Excerpt from a dataset:

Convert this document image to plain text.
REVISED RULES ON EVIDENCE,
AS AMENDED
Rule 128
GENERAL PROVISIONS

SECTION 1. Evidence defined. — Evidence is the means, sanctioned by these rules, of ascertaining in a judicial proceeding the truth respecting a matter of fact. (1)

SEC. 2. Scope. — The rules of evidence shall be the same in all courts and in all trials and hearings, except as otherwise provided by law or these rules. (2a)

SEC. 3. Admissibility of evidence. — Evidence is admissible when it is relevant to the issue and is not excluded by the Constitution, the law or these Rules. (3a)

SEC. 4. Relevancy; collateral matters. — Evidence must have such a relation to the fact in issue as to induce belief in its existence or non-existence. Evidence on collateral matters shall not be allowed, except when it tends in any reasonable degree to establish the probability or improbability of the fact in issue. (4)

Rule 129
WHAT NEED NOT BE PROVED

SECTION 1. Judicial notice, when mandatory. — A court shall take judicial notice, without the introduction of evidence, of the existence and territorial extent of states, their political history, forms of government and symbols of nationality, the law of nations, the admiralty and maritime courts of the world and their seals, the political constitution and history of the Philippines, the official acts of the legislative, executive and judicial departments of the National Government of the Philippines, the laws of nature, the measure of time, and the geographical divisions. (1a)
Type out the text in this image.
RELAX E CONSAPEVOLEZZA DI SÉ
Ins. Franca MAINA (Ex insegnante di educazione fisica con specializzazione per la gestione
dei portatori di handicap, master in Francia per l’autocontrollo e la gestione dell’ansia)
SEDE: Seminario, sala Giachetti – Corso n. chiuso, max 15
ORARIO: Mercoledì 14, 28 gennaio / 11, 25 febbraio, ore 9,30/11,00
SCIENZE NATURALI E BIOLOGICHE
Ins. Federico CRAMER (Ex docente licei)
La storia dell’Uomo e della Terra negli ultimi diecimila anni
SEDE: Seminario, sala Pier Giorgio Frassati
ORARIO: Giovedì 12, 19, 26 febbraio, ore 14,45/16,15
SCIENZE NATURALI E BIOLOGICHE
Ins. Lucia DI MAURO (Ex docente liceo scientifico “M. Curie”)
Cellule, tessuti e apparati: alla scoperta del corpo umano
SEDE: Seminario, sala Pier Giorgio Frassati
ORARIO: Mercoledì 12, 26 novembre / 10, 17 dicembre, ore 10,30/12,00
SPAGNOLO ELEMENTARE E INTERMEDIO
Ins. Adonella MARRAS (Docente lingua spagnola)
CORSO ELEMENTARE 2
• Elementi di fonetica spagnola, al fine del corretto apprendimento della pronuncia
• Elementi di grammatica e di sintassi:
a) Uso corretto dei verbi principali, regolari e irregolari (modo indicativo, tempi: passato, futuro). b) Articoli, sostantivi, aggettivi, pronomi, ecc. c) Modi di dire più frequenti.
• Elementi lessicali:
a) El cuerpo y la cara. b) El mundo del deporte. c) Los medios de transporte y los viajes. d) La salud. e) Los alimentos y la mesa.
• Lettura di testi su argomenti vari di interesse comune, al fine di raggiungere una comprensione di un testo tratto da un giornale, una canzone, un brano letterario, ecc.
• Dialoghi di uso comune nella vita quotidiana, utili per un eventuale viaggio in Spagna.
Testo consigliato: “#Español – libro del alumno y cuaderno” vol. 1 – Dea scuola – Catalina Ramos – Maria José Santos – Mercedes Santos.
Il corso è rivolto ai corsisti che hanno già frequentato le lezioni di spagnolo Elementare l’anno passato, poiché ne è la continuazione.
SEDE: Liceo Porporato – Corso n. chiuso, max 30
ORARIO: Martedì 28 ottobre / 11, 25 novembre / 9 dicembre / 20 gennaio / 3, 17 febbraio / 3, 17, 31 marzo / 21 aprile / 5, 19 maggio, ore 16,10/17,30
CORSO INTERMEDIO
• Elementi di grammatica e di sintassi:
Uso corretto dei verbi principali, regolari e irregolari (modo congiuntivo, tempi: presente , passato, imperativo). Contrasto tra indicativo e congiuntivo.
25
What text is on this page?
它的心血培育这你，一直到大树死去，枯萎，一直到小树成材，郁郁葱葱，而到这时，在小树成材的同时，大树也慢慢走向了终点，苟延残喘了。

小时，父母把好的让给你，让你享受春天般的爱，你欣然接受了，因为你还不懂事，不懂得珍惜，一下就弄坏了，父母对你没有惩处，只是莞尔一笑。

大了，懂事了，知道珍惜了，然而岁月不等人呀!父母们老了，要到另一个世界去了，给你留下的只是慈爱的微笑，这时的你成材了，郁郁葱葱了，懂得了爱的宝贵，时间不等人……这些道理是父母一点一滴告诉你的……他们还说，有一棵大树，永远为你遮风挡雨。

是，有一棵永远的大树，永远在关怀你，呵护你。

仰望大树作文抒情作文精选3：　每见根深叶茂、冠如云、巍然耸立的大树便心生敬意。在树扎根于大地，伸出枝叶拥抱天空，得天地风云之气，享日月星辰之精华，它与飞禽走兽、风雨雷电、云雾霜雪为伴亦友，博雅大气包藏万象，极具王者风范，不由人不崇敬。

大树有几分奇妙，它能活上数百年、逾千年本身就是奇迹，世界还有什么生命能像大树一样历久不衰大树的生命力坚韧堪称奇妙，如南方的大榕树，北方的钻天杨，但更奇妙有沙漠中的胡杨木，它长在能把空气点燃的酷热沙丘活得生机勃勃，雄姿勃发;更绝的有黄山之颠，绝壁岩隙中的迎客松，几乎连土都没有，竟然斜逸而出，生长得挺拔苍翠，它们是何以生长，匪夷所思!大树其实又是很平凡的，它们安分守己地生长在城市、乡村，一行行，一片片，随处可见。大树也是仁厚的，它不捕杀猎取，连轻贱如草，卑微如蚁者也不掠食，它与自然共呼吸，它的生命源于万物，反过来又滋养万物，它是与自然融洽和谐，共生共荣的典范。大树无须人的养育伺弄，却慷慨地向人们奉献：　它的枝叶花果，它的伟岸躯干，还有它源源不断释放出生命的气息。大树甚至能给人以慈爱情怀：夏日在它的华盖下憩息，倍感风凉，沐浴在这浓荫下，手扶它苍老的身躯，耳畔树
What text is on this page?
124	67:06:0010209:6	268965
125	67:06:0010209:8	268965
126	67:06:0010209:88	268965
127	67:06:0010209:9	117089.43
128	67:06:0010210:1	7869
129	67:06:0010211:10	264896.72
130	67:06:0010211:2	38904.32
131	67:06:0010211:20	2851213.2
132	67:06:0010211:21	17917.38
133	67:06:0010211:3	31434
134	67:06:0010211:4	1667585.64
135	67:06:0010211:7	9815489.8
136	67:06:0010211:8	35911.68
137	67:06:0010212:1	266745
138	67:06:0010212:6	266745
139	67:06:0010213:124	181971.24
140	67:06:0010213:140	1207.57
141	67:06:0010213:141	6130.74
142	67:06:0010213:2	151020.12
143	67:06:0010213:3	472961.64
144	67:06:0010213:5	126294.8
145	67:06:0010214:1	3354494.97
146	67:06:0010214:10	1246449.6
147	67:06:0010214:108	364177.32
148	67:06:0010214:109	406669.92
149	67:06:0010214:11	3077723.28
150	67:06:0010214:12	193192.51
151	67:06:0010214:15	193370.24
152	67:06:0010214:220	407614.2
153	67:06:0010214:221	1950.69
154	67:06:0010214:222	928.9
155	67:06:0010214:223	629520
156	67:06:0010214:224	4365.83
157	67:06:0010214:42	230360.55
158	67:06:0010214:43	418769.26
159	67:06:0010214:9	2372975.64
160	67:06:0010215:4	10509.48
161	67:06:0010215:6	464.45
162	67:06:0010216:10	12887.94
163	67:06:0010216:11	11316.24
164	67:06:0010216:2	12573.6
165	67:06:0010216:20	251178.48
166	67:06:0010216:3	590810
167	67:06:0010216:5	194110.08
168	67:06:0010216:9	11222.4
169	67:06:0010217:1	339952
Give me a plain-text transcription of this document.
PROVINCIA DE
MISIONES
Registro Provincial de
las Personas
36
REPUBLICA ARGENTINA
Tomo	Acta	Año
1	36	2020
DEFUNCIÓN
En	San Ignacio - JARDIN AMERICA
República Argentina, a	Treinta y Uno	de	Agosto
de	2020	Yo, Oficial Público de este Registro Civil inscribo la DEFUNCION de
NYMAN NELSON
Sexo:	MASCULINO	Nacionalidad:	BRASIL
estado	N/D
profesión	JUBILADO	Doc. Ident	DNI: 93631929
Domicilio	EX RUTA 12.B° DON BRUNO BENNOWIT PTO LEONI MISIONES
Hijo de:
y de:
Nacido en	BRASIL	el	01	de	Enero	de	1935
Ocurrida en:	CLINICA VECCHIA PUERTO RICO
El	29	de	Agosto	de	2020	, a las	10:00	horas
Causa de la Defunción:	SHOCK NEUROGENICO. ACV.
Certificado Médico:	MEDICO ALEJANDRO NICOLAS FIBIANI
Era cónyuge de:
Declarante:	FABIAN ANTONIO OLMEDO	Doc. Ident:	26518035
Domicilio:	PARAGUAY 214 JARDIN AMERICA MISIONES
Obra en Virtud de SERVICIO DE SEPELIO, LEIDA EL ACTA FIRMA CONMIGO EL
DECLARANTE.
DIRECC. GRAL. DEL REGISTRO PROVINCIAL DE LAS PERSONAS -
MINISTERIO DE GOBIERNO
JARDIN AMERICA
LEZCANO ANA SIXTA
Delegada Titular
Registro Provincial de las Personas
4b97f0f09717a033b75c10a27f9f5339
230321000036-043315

» TASK TO COMPLETE:
List every line from the entries above in which "Ident" appears.

» TASK RESULT:
profesión	JUBILADO	Doc. Ident	DNI: 93631929
Declarante:	FABIAN ANTONIO OLMEDO	Doc. Ident:	26518035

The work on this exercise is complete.